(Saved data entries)
[start]

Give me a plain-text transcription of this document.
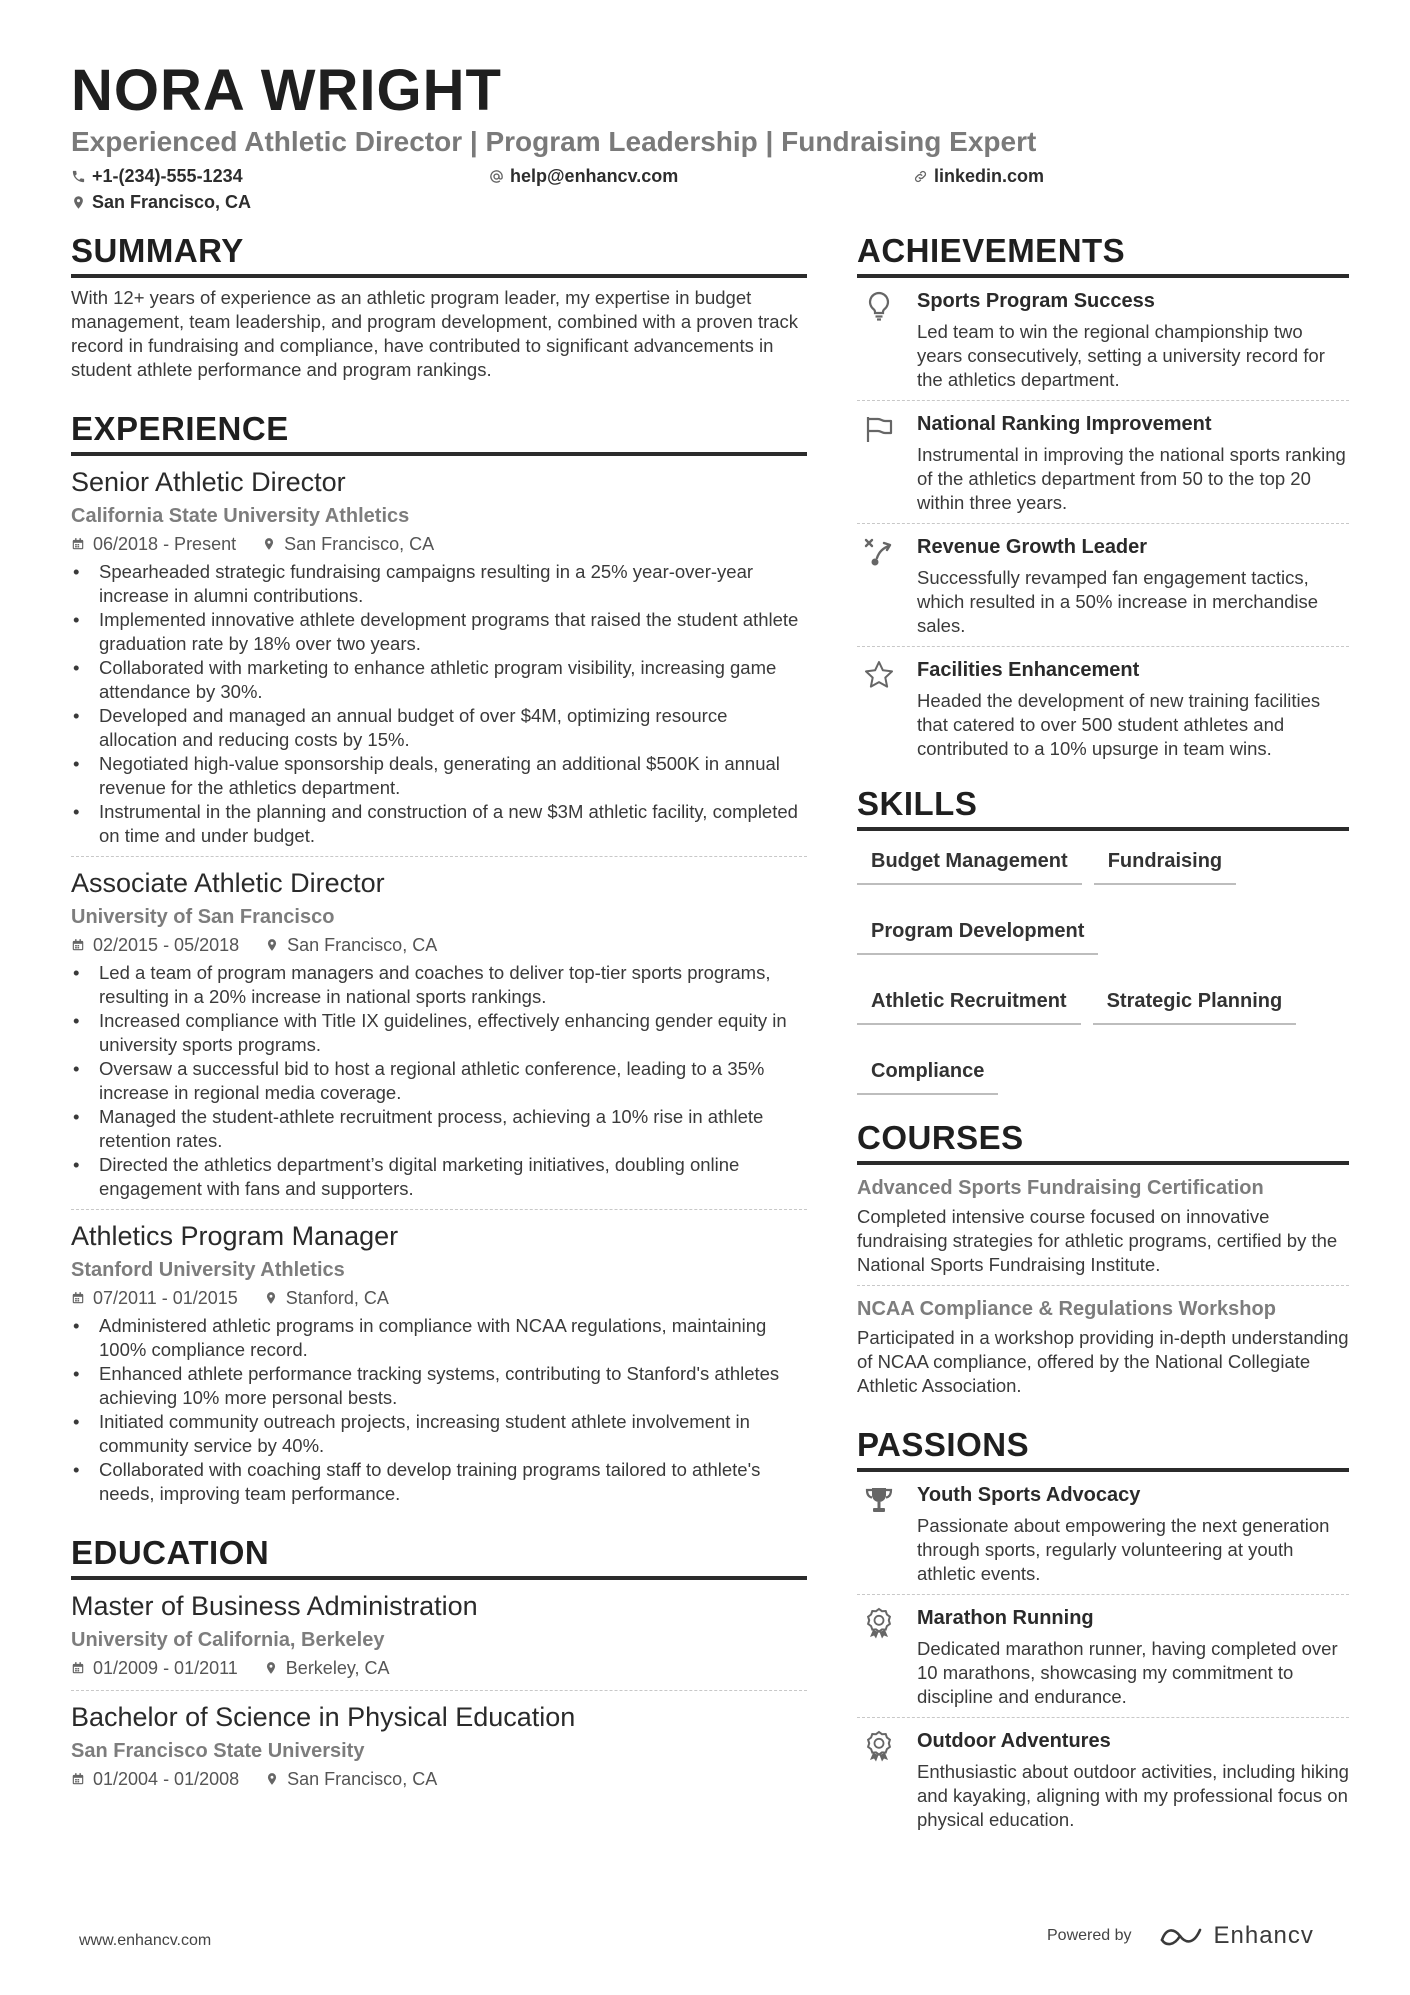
NORA WRIGHT
Experienced Athletic Director | Program Leadership | Fundraising Expert
+1-(234)-555-1234	help@enhancv.com	linkedin.com
San Francisco, CA
SUMMARY
With 12+ years of experience as an athletic program leader, my expertise in budget management, team leadership, and program development, combined with a proven track record in fundraising and compliance, have contributed to significant advancements in student athlete performance and program rankings.
EXPERIENCE
Senior Athletic Director
California State University Athletics
06/2018 - Present	San Francisco, CA
• Spearheaded strategic fundraising campaigns resulting in a 25% year-over-year increase in alumni contributions.
• Implemented innovative athlete development programs that raised the student athlete graduation rate by 18% over two years.
• Collaborated with marketing to enhance athletic program visibility, increasing game attendance by 30%.
• Developed and managed an annual budget of over $4M, optimizing resource allocation and reducing costs by 15%.
• Negotiated high-value sponsorship deals, generating an additional $500K in annual revenue for the athletics department.
• Instrumental in the planning and construction of a new $3M athletic facility, completed on time and under budget.
Associate Athletic Director
University of San Francisco
02/2015 - 05/2018	San Francisco, CA
• Led a team of program managers and coaches to deliver top-tier sports programs, resulting in a 20% increase in national sports rankings.
• Increased compliance with Title IX guidelines, effectively enhancing gender equity in university sports programs.
• Oversaw a successful bid to host a regional athletic conference, leading to a 35% increase in regional media coverage.
• Managed the student-athlete recruitment process, achieving a 10% rise in athlete retention rates.
• Directed the athletics department’s digital marketing initiatives, doubling online engagement with fans and supporters.
Athletics Program Manager
Stanford University Athletics
07/2011 - 01/2015	Stanford, CA
• Administered athletic programs in compliance with NCAA regulations, maintaining 100% compliance record.
• Enhanced athlete performance tracking systems, contributing to Stanford's athletes achieving 10% more personal bests.
• Initiated community outreach projects, increasing student athlete involvement in community service by 40%.
• Collaborated with coaching staff to develop training programs tailored to athlete's needs, improving team performance.
EDUCATION
Master of Business Administration
University of California, Berkeley
01/2009 - 01/2011	Berkeley, CA
Bachelor of Science in Physical Education
San Francisco State University
01/2004 - 01/2008	San Francisco, CA
ACHIEVEMENTS
Sports Program Success
Led team to win the regional championship two years consecutively, setting a university record for the athletics department.
National Ranking Improvement
Instrumental in improving the national sports ranking of the athletics department from 50 to the top 20 within three years.
Revenue Growth Leader
Successfully revamped fan engagement tactics, which resulted in a 50% increase in merchandise sales.
Facilities Enhancement
Headed the development of new training facilities that catered to over 500 student athletes and contributed to a 10% upsurge in team wins.
SKILLS
Budget Management	Fundraising
Program Development
Athletic Recruitment	Strategic Planning
Compliance
COURSES
Advanced Sports Fundraising Certification
Completed intensive course focused on innovative fundraising strategies for athletic programs, certified by the National Sports Fundraising Institute.
NCAA Compliance & Regulations Workshop
Participated in a workshop providing in-depth understanding of NCAA compliance, offered by the National Collegiate Athletic Association.
PASSIONS
Youth Sports Advocacy
Passionate about empowering the next generation through sports, regularly volunteering at youth athletic events.
Marathon Running
Dedicated marathon runner, having completed over 10 marathons, showcasing my commitment to discipline and endurance.
Outdoor Adventures
Enthusiastic about outdoor activities, including hiking and kayaking, aligning with my professional focus on physical education.
www.enhancv.com	Powered by	Enhancv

[end]

> _GOAL_
Every record must be copied exactly, with the pictures left out.

> _RESULT OF THIS TASK_
Give me a plain-text transcription of this document.
NORA WRIGHT
Experienced Athletic Director | Program Leadership | Fundraising Expert
+1-(234)-555-1234	help@enhancv.com	linkedin.com
San Francisco, CA
SUMMARY
With 12+ years of experience as an athletic program leader, my expertise in budget management, team leadership, and program development, combined with a proven track record in fundraising and compliance, have contributed to significant advancements in student athlete performance and program rankings.
EXPERIENCE
Senior Athletic Director
California State University Athletics
06/2018 - Present	San Francisco, CA
• Spearheaded strategic fundraising campaigns resulting in a 25% year-over-year increase in alumni contributions.
• Implemented innovative athlete development programs that raised the student athlete graduation rate by 18% over two years.
• Collaborated with marketing to enhance athletic program visibility, increasing game attendance by 30%.
• Developed and managed an annual budget of over $4M, optimizing resource allocation and reducing costs by 15%.
• Negotiated high-value sponsorship deals, generating an additional $500K in annual revenue for the athletics department.
• Instrumental in the planning and construction of a new $3M athletic facility, completed on time and under budget.
Associate Athletic Director
University of San Francisco
02/2015 - 05/2018	San Francisco, CA
• Led a team of program managers and coaches to deliver top-tier sports programs, resulting in a 20% increase in national sports rankings.
• Increased compliance with Title IX guidelines, effectively enhancing gender equity in university sports programs.
• Oversaw a successful bid to host a regional athletic conference, leading to a 35% increase in regional media coverage.
• Managed the student-athlete recruitment process, achieving a 10% rise in athlete retention rates.
• Directed the athletics department’s digital marketing initiatives, doubling online engagement with fans and supporters.
Athletics Program Manager
Stanford University Athletics
07/2011 - 01/2015	Stanford, CA
• Administered athletic programs in compliance with NCAA regulations, maintaining 100% compliance record.
• Enhanced athlete performance tracking systems, contributing to Stanford's athletes achieving 10% more personal bests.
• Initiated community outreach projects, increasing student athlete involvement in community service by 40%.
• Collaborated with coaching staff to develop training programs tailored to athlete's needs, improving team performance.
EDUCATION
Master of Business Administration
University of California, Berkeley
01/2009 - 01/2011	Berkeley, CA
Bachelor of Science in Physical Education
San Francisco State University
01/2004 - 01/2008	San Francisco, CA
ACHIEVEMENTS
Sports Program Success
Led team to win the regional championship two years consecutively, setting a university record for the athletics department.
National Ranking Improvement
Instrumental in improving the national sports ranking of the athletics department from 50 to the top 20 within three years.
Revenue Growth Leader
Successfully revamped fan engagement tactics, which resulted in a 50% increase in merchandise sales.
Facilities Enhancement
Headed the development of new training facilities that catered to over 500 student athletes and contributed to a 10% upsurge in team wins.
SKILLS
Budget Management	Fundraising
Program Development
Athletic Recruitment	Strategic Planning
Compliance
COURSES
Advanced Sports Fundraising Certification
Completed intensive course focused on innovative fundraising strategies for athletic programs, certified by the National Sports Fundraising Institute.
NCAA Compliance & Regulations Workshop
Participated in a workshop providing in-depth understanding of NCAA compliance, offered by the National Collegiate Athletic Association.
PASSIONS
Youth Sports Advocacy
Passionate about empowering the next generation through sports, regularly volunteering at youth athletic events.
Marathon Running
Dedicated marathon runner, having completed over 10 marathons, showcasing my commitment to discipline and endurance.
Outdoor Adventures
Enthusiastic about outdoor activities, including hiking and kayaking, aligning with my professional focus on physical education.
www.enhancv.com	Powered by	Enhancv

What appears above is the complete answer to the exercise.